Task directions
Search the listing below for the word "Gestalt" and copy each line that holds it.
※
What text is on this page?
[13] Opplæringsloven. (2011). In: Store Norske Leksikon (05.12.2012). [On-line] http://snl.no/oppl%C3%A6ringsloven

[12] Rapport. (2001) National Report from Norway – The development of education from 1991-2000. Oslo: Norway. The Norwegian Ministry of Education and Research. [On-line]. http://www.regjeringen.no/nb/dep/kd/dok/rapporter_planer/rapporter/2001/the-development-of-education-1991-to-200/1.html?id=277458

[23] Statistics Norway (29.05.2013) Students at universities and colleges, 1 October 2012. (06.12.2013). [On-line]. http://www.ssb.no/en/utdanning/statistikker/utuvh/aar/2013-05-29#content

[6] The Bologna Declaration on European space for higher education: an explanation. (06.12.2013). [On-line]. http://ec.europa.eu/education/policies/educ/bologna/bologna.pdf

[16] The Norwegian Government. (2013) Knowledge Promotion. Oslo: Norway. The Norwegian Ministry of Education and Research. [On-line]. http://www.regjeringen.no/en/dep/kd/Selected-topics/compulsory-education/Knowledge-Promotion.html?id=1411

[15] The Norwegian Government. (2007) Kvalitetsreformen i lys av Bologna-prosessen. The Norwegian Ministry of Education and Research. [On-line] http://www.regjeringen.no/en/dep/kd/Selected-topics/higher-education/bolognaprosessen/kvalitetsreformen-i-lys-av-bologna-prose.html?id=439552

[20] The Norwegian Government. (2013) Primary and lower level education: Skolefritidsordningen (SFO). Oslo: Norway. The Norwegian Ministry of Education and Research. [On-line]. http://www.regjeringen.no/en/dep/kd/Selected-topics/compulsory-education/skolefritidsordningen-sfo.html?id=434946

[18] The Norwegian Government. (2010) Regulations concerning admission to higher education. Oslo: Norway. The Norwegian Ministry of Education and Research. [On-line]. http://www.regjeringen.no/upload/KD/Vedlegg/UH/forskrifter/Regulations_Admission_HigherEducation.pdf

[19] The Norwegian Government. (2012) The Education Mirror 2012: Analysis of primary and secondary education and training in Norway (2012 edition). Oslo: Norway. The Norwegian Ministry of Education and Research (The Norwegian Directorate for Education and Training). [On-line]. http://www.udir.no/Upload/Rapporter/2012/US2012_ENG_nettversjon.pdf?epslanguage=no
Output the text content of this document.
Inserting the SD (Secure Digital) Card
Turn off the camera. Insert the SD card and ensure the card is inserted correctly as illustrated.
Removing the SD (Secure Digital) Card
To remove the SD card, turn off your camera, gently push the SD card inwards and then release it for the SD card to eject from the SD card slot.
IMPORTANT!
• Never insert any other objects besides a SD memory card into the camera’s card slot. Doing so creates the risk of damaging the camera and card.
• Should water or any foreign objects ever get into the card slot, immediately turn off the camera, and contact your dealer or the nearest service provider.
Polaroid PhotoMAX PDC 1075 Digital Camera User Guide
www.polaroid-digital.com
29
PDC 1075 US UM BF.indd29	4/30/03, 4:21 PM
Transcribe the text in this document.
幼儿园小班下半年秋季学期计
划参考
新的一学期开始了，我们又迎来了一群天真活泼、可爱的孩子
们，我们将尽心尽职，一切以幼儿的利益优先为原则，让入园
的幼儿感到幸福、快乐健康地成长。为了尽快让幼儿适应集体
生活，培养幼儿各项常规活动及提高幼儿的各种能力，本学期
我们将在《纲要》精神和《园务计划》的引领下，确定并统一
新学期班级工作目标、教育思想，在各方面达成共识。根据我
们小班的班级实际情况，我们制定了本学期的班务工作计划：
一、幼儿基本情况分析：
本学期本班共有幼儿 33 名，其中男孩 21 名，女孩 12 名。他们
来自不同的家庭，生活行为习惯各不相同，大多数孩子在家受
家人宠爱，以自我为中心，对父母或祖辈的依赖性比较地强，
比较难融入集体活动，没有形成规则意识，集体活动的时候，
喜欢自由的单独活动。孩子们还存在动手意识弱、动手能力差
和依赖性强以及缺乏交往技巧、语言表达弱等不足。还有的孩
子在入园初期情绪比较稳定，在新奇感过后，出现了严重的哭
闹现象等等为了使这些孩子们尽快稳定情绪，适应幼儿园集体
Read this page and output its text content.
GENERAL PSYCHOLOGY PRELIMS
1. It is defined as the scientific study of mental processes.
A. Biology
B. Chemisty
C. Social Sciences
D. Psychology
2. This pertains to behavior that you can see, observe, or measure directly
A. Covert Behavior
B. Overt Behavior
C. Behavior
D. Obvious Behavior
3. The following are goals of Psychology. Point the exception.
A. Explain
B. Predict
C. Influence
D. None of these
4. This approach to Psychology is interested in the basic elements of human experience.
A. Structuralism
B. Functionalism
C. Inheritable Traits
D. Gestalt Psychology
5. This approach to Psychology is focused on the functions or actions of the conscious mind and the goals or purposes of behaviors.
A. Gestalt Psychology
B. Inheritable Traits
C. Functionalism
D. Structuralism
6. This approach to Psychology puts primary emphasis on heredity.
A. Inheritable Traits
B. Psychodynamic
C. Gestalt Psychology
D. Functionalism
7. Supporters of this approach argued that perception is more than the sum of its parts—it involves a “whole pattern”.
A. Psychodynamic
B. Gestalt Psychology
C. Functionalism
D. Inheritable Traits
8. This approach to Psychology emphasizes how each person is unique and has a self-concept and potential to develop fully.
※
Task response
D. Gestalt Psychology
A. Gestalt Psychology
C. Gestalt Psychology
B. Gestalt Psychology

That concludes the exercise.